:: Task details ::
Decide whether each statement below agrees with the book review, answering yes or no and quoting the words of the review that settle it. (a) Lucy has been traveling to earth for ten years. (b) Destination Earth belongs to a series of novels. (c) The two teenagers Lucy meets are cousins.

:: Selection ::

She was recently brought to my attention, after having been given the go ahead to order some new books for our school library I was canvassing the children’s opinion as to what we should get. One child was a huge fan of Sparkes’ and suggested we should get some of her work. When the opportunity came up to review this, I jumped at the chance so that I could gauge whether she would be suitable.

This book, Destination Earth is a standalone adventure. I understand Sparkes usual format is to create a series of novels.

Here we meet Lucy, an alien, forced to flee from her planet by the invasion of a species called the Koth. Lucy has been travelling to earth for ten years to see if she can make a new home on a planet where the environment and the inhabitants are not so far away from her own.

Lucy has been watching earth television and using the onboard computers on her ship to prepare herself for her arrival on earth and she is pretty confident that she has everything under control. That is until she steps off of her ship, onto the Isle of Wight, and meets two teenage children, brother and sister, Jay and Emma.

She realises that it might not be so simple to blend in after all, and when she realises that a Koth has hitched a lift on the outside of her ship and is about to invade earth the way it has her home, she knows that she will have to reveal who she is if she is going to save the planet.

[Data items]

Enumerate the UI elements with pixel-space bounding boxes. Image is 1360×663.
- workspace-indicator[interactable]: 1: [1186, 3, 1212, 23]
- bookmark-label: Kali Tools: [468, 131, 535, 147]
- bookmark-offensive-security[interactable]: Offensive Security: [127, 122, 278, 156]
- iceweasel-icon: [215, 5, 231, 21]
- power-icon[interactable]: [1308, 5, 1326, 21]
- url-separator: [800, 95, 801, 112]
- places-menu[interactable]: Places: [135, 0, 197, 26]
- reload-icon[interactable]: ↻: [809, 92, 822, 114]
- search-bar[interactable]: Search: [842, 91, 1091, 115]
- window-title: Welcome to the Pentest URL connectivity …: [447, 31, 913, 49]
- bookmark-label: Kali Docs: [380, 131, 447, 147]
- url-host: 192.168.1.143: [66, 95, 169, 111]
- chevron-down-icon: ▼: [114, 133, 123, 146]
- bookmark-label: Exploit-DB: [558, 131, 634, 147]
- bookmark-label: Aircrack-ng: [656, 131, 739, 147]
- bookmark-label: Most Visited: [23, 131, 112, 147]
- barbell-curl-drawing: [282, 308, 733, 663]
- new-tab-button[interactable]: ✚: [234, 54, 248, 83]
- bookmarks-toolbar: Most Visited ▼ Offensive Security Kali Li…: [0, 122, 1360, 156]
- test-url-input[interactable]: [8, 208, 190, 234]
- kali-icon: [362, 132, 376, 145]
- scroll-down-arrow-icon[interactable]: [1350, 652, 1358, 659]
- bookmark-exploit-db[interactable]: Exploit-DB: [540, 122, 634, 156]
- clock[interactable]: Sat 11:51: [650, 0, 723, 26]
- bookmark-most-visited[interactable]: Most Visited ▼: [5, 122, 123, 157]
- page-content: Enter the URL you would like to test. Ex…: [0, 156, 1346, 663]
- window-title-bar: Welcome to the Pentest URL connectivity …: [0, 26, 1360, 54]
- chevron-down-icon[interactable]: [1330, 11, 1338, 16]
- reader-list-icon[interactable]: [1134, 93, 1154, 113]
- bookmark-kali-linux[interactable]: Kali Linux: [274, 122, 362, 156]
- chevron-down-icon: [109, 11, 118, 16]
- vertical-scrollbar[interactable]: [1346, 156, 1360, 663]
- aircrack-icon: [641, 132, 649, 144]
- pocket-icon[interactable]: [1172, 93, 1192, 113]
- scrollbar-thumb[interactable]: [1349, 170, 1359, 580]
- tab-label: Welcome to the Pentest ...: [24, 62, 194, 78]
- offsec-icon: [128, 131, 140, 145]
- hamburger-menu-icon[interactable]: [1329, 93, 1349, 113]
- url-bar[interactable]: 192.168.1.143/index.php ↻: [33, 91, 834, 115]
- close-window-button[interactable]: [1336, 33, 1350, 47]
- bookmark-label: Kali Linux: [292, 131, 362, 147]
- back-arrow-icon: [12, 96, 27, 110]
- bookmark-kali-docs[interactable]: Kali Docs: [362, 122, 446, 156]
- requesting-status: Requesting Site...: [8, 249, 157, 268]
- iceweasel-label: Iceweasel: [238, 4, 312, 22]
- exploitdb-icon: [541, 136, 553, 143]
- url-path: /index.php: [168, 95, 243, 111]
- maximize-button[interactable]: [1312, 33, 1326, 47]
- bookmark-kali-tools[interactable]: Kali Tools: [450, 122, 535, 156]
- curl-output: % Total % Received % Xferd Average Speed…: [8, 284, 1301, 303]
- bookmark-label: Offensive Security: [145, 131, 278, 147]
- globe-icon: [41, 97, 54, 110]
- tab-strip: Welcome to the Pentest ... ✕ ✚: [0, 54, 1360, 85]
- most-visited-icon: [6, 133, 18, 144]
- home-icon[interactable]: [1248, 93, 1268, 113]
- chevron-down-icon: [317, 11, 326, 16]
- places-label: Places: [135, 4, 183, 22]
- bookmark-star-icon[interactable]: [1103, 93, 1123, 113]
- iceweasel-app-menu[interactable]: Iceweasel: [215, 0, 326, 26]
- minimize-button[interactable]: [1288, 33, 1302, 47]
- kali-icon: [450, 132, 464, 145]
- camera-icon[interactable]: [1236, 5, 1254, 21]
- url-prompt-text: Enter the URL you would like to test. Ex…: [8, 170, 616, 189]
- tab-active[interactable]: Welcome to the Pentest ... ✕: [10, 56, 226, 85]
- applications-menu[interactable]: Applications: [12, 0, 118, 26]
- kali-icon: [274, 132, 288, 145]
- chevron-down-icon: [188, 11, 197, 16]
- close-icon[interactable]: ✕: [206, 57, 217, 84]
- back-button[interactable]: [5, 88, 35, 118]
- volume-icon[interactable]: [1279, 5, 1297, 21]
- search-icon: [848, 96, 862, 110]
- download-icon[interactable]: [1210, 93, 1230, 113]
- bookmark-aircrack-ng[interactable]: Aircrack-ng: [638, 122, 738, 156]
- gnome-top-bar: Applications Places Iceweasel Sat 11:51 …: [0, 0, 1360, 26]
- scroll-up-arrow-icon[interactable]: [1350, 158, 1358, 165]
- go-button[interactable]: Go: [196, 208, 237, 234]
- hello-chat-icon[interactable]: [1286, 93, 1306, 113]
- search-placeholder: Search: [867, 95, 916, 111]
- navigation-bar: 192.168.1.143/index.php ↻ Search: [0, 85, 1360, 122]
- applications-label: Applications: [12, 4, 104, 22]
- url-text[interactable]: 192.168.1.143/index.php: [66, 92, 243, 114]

:: Written answer ::
(a) Yes: "Lucy has been travelling to earth for ten years"
(b) No: "This book, Destination Earth is a standalone adventure."
(c) No: "two teenage children, brother and sister, Jay and Emma"